(Stored data entries)
........
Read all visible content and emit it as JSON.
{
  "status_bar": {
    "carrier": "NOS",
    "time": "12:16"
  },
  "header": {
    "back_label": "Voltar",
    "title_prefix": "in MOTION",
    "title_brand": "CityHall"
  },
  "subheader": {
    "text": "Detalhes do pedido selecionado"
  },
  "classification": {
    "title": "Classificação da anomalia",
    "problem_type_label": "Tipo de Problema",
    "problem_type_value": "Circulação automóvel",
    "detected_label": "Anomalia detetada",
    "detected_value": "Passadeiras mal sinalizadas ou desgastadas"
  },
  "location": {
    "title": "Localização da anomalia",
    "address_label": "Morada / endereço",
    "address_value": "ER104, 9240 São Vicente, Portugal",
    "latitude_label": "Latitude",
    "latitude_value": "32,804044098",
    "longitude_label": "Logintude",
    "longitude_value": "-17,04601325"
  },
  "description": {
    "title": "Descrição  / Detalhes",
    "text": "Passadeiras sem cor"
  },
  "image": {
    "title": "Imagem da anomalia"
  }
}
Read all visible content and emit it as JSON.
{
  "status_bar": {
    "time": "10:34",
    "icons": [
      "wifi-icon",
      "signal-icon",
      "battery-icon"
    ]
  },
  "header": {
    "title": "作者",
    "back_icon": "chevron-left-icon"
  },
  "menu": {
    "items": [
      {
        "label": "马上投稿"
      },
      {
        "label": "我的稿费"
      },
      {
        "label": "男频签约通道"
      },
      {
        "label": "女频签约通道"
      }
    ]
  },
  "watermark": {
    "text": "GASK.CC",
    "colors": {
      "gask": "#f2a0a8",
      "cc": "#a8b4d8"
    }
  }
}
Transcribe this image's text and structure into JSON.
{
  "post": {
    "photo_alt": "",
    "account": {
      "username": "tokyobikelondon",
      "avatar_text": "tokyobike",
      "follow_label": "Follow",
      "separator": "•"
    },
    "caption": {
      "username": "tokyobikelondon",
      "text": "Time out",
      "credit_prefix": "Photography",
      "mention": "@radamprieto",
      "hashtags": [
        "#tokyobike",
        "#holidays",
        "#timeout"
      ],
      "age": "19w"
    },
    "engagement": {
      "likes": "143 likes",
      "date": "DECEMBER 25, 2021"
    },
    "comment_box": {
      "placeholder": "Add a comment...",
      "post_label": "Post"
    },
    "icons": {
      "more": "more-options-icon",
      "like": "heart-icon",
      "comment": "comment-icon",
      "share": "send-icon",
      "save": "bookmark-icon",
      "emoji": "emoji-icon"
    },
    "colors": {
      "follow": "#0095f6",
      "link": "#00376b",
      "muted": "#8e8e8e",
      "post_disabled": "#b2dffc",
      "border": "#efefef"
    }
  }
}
........
• _REQUIRED TASK_
Search the data for "Passadeiras". Copy every line that has it.

• _PROBLEM SOLUTION_
    "detected_value": "Passadeiras mal sinalizadas ou desgastadas"
    "text": "Passadeiras sem cor"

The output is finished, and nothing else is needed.